## Provided data:

— start —

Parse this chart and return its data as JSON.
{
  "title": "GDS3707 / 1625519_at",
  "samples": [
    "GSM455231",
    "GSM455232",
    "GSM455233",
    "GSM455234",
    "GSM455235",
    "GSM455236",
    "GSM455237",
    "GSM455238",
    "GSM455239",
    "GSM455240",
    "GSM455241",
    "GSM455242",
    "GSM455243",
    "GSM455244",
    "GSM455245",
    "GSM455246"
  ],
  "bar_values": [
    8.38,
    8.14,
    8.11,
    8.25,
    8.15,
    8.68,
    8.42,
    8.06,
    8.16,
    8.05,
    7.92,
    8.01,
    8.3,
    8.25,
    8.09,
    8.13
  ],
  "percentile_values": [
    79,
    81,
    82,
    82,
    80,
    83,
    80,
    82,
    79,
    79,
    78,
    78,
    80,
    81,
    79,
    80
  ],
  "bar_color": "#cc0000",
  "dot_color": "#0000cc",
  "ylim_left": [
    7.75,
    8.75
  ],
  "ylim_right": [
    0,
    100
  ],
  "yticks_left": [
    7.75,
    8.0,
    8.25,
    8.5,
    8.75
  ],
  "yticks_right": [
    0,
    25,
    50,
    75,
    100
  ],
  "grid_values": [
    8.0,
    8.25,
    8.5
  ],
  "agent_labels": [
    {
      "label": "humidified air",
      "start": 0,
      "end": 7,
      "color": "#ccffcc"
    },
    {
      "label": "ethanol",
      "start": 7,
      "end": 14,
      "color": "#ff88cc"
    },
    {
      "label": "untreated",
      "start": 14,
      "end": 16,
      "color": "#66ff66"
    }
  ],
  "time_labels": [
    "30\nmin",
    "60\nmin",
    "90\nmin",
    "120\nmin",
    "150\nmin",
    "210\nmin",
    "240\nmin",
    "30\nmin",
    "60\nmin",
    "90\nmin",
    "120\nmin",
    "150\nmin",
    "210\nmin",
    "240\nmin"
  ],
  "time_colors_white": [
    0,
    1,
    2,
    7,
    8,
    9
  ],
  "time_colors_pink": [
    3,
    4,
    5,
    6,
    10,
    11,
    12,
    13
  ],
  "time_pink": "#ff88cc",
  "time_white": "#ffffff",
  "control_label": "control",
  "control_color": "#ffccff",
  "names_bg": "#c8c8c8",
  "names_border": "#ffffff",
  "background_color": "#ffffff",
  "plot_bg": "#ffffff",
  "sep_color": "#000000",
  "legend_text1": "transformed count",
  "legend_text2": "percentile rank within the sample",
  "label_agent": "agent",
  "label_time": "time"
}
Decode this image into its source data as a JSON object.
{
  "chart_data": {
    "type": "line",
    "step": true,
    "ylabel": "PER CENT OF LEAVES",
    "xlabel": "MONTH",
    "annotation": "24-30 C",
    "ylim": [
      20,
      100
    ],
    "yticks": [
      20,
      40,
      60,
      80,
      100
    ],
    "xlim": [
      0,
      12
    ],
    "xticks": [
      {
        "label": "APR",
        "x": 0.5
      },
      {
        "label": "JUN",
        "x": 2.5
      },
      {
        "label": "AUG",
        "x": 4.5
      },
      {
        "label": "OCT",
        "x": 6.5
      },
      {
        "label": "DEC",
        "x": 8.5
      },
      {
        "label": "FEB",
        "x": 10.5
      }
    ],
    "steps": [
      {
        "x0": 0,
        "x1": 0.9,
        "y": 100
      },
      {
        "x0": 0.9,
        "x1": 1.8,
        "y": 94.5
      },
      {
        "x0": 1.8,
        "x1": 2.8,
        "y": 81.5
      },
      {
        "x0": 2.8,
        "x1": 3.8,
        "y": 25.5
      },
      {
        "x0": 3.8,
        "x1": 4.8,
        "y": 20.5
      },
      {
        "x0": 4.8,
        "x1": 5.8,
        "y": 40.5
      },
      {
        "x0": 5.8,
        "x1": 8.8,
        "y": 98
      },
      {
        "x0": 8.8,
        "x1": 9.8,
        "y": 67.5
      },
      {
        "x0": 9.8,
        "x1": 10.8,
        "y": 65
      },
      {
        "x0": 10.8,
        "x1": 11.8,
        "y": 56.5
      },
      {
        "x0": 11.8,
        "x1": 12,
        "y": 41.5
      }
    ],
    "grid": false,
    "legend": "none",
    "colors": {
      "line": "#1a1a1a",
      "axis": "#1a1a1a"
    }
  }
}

— end —

Every record above should be copied exactly.

Parse this chart and return its data as JSON.
{
  "title": "GDS3707 / 1625519_at",
  "samples": [
    "GSM455231",
    "GSM455232",
    "GSM455233",
    "GSM455234",
    "GSM455235",
    "GSM455236",
    "GSM455237",
    "GSM455238",
    "GSM455239",
    "GSM455240",
    "GSM455241",
    "GSM455242",
    "GSM455243",
    "GSM455244",
    "GSM455245",
    "GSM455246"
  ],
  "bar_values": [
    8.38,
    8.14,
    8.11,
    8.25,
    8.15,
    8.68,
    8.42,
    8.06,
    8.16,
    8.05,
    7.92,
    8.01,
    8.3,
    8.25,
    8.09,
    8.13
  ],
  "percentile_values": [
    79,
    81,
    82,
    82,
    80,
    83,
    80,
    82,
    79,
    79,
    78,
    78,
    80,
    81,
    79,
    80
  ],
  "bar_color": "#cc0000",
  "dot_color": "#0000cc",
  "ylim_left": [
    7.75,
    8.75
  ],
  "ylim_right": [
    0,
    100
  ],
  "yticks_left": [
    7.75,
    8.0,
    8.25,
    8.5,
    8.75
  ],
  "yticks_right": [
    0,
    25,
    50,
    75,
    100
  ],
  "grid_values": [
    8.0,
    8.25,
    8.5
  ],
  "agent_labels": [
    {
      "label": "humidified air",
      "start": 0,
      "end": 7,
      "color": "#ccffcc"
    },
    {
      "label": "ethanol",
      "start": 7,
      "end": 14,
      "color": "#ff88cc"
    },
    {
      "label": "untreated",
      "start": 14,
      "end": 16,
      "color": "#66ff66"
    }
  ],
  "time_labels": [
    "30\nmin",
    "60\nmin",
    "90\nmin",
    "120\nmin",
    "150\nmin",
    "210\nmin",
    "240\nmin",
    "30\nmin",
    "60\nmin",
    "90\nmin",
    "120\nmin",
    "150\nmin",
    "210\nmin",
    "240\nmin"
  ],
  "time_colors_white": [
    0,
    1,
    2,
    7,
    8,
    9
  ],
  "time_colors_pink": [
    3,
    4,
    5,
    6,
    10,
    11,
    12,
    13
  ],
  "time_pink": "#ff88cc",
  "time_white": "#ffffff",
  "control_label": "control",
  "control_color": "#ffccff",
  "names_bg": "#c8c8c8",
  "names_border": "#ffffff",
  "background_color": "#ffffff",
  "plot_bg": "#ffffff",
  "sep_color": "#000000",
  "legend_text1": "transformed count",
  "legend_text2": "percentile rank within the sample",
  "label_agent": "agent",
  "label_time": "time"
}
Decode this image into its source data as a JSON object.
{
  "chart_data": {
    "type": "line",
    "step": true,
    "ylabel": "PER CENT OF LEAVES",
    "xlabel": "MONTH",
    "annotation": "24-30 C",
    "ylim": [
      20,
      100
    ],
    "yticks": [
      20,
      40,
      60,
      80,
      100
    ],
    "xlim": [
      0,
      12
    ],
    "xticks": [
      {
        "label": "APR",
        "x": 0.5
      },
      {
        "label": "JUN",
        "x": 2.5
      },
      {
        "label": "AUG",
        "x": 4.5
      },
      {
        "label": "OCT",
        "x": 6.5
      },
      {
        "label": "DEC",
        "x": 8.5
      },
      {
        "label": "FEB",
        "x": 10.5
      }
    ],
    "steps": [
      {
        "x0": 0,
        "x1": 0.9,
        "y": 100
      },
      {
        "x0": 0.9,
        "x1": 1.8,
        "y": 94.5
      },
      {
        "x0": 1.8,
        "x1": 2.8,
        "y": 81.5
      },
      {
        "x0": 2.8,
        "x1": 3.8,
        "y": 25.5
      },
      {
        "x0": 3.8,
        "x1": 4.8,
        "y": 20.5
      },
      {
        "x0": 4.8,
        "x1": 5.8,
        "y": 40.5
      },
      {
        "x0": 5.8,
        "x1": 8.8,
        "y": 98
      },
      {
        "x0": 8.8,
        "x1": 9.8,
        "y": 67.5
      },
      {
        "x0": 9.8,
        "x1": 10.8,
        "y": 65
      },
      {
        "x0": 10.8,
        "x1": 11.8,
        "y": 56.5
      },
      {
        "x0": 11.8,
        "x1": 12,
        "y": 41.5
      }
    ],
    "grid": false,
    "legend": "none",
    "colors": {
      "line": "#1a1a1a",
      "axis": "#1a1a1a"
    }
  }
}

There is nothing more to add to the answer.